## SET PROBLEM
Where a line contains the string "position", copy that line.

--- start of DATA TO USE ---

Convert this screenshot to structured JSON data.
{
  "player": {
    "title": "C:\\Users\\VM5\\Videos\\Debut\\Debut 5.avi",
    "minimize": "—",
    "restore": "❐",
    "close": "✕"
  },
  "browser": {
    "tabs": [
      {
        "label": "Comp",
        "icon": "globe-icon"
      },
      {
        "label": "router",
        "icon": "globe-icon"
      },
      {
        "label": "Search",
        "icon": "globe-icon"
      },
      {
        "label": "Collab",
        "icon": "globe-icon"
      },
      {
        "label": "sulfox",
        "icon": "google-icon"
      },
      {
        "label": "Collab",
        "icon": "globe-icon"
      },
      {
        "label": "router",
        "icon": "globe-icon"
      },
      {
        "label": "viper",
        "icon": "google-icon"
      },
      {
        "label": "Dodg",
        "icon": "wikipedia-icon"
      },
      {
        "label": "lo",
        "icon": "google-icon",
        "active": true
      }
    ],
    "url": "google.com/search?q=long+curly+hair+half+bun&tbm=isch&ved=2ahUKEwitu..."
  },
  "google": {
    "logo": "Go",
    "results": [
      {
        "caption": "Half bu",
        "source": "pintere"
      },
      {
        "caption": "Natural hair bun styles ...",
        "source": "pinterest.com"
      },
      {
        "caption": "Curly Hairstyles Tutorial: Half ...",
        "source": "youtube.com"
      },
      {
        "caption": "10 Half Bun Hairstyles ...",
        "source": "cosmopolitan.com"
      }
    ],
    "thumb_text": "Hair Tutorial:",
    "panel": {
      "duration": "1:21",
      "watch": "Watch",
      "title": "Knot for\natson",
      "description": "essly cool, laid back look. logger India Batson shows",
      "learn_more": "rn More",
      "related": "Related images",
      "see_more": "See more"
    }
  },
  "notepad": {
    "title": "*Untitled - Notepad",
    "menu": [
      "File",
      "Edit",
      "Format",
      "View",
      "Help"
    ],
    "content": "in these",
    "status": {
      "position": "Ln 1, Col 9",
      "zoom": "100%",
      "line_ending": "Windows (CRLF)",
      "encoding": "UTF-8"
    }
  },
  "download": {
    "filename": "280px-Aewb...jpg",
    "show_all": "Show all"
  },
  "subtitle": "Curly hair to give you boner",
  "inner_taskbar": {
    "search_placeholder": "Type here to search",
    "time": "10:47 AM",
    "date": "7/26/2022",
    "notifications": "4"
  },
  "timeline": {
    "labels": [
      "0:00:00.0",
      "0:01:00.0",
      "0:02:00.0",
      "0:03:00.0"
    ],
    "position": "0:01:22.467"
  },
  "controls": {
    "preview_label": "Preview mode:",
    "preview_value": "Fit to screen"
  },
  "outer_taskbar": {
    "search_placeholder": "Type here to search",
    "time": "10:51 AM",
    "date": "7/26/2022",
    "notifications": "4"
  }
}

--- end of DATA TO USE ---

## EXPECTED OUTPUT
      "position": "Ln 1, Col 9",
    "position": "0:01:22.467"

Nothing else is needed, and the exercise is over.